Report every line below that holds the word "disk".

* begin EXTRACTED INFORMATION *

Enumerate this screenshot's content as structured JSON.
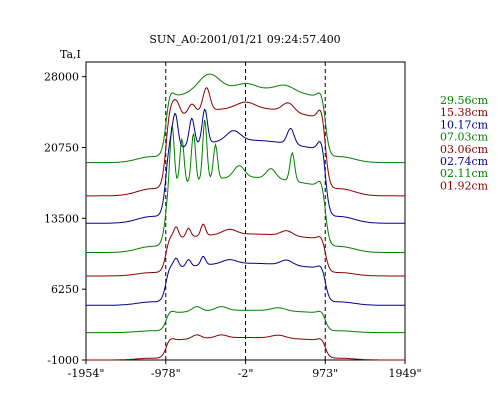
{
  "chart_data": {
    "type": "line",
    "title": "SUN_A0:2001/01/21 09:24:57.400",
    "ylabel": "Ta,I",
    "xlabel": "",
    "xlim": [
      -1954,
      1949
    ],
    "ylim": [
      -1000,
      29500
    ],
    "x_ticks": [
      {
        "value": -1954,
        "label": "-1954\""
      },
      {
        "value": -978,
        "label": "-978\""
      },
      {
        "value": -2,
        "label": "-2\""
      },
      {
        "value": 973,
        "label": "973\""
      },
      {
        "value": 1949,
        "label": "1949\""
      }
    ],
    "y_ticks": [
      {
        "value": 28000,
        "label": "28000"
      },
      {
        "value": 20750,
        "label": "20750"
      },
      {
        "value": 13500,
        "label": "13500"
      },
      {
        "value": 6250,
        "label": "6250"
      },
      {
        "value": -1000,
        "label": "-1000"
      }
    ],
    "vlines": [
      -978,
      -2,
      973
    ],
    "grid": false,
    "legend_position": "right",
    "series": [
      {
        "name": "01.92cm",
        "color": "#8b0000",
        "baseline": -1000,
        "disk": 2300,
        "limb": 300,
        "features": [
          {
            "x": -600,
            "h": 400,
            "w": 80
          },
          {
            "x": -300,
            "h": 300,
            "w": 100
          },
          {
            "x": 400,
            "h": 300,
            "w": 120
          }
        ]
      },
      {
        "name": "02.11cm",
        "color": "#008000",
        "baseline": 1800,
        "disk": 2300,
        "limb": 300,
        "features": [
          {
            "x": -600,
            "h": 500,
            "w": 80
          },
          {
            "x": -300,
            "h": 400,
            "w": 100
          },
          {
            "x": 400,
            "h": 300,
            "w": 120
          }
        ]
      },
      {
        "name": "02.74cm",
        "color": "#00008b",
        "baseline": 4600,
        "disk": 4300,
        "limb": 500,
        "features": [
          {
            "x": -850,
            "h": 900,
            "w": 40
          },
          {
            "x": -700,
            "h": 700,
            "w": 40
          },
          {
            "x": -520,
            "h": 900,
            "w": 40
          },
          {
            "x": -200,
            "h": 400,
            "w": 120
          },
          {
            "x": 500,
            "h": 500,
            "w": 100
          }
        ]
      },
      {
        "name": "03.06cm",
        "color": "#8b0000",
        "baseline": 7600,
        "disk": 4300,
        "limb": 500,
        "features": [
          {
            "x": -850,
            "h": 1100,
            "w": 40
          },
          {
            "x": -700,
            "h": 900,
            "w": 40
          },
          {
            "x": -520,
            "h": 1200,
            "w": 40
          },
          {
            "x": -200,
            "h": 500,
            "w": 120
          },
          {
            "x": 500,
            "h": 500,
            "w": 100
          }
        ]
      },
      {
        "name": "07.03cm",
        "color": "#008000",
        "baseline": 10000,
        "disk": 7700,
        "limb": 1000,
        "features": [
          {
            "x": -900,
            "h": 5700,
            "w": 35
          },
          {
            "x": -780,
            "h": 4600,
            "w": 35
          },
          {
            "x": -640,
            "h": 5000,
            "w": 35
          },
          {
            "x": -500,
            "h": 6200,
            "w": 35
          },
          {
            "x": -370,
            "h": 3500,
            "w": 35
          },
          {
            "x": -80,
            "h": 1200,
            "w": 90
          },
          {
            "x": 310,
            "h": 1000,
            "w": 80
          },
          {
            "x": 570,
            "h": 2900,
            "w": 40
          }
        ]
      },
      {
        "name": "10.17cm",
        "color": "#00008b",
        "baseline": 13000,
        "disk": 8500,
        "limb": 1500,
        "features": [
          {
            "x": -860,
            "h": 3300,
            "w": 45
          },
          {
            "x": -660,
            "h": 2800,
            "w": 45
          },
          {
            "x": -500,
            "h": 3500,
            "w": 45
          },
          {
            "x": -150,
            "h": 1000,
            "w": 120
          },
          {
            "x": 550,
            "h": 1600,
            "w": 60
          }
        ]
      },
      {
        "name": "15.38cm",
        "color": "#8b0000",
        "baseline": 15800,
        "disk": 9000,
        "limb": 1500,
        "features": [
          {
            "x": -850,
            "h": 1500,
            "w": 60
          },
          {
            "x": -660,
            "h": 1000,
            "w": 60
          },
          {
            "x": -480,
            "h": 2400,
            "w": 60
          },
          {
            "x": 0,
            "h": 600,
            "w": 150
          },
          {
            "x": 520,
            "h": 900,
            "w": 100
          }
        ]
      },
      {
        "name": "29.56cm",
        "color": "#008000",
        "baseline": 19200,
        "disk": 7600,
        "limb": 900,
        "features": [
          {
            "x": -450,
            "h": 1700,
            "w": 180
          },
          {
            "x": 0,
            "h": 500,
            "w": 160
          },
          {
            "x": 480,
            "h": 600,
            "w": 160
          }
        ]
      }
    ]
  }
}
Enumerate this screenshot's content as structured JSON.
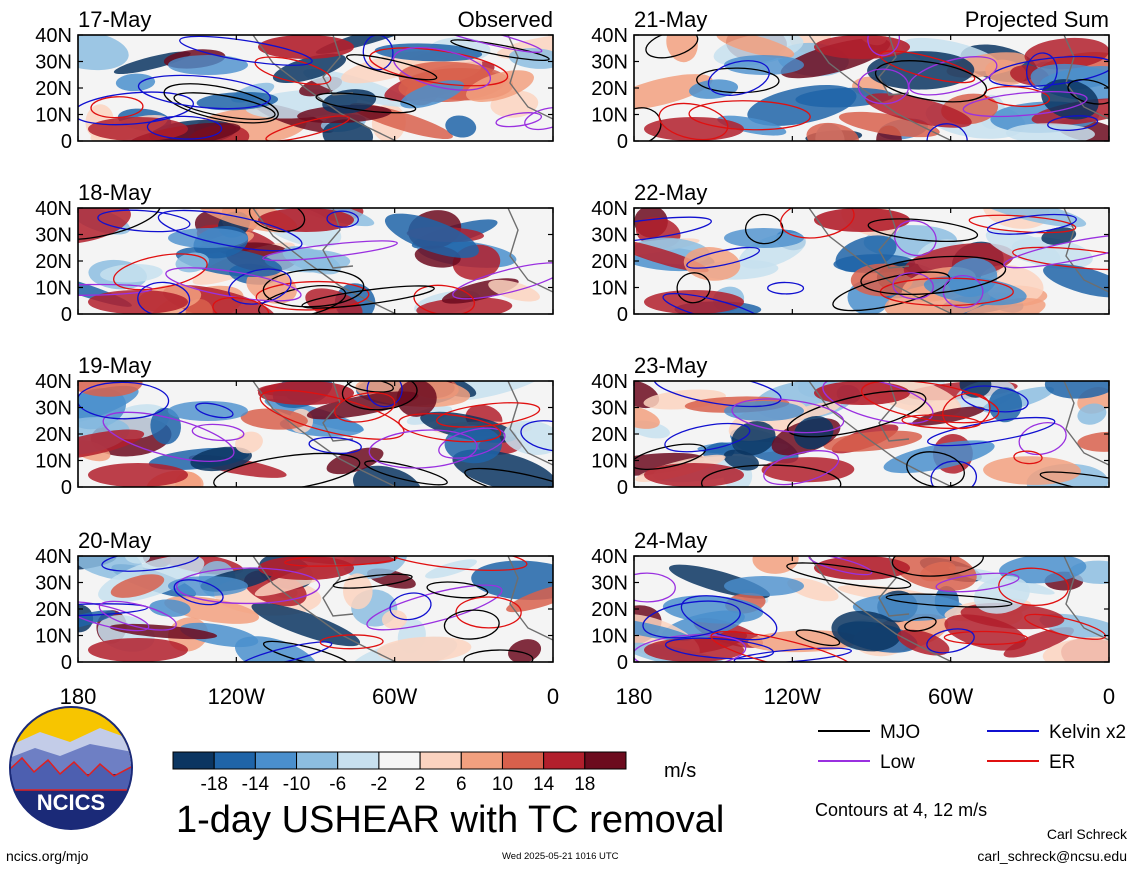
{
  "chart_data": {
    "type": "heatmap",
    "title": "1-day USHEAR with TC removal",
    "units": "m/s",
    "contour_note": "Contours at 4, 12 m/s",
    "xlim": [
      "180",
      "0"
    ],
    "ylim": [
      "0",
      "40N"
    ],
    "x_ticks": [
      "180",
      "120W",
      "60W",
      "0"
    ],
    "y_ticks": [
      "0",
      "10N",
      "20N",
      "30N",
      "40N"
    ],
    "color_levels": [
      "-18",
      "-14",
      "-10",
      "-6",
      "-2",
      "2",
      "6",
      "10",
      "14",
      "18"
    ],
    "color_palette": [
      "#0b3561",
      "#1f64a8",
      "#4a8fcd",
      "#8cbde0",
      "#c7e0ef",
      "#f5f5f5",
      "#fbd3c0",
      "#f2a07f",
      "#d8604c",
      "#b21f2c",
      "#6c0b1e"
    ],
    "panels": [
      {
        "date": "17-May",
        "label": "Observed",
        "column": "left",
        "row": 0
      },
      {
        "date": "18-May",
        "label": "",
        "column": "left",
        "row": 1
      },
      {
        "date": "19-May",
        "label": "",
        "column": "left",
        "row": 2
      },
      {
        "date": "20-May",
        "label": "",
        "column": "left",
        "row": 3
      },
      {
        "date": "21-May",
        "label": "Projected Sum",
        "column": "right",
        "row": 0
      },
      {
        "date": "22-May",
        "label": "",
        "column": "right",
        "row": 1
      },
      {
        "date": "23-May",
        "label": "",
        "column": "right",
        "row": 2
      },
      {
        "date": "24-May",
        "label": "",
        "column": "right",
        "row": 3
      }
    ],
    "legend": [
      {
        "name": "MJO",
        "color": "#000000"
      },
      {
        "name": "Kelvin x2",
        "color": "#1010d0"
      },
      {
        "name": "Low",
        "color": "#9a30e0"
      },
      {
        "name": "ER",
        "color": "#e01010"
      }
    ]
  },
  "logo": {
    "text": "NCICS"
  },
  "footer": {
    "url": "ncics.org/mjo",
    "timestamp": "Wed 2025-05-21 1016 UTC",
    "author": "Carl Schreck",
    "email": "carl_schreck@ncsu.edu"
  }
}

* end EXTRACTED INFORMATION *

- _REPLY_:
        "disk": 2300,
        "disk": 2300,
        "disk": 4300,
        "disk": 4300,
        "disk": 7700,
        "disk": 8500,
        "disk": 9000,
        "disk": 7600,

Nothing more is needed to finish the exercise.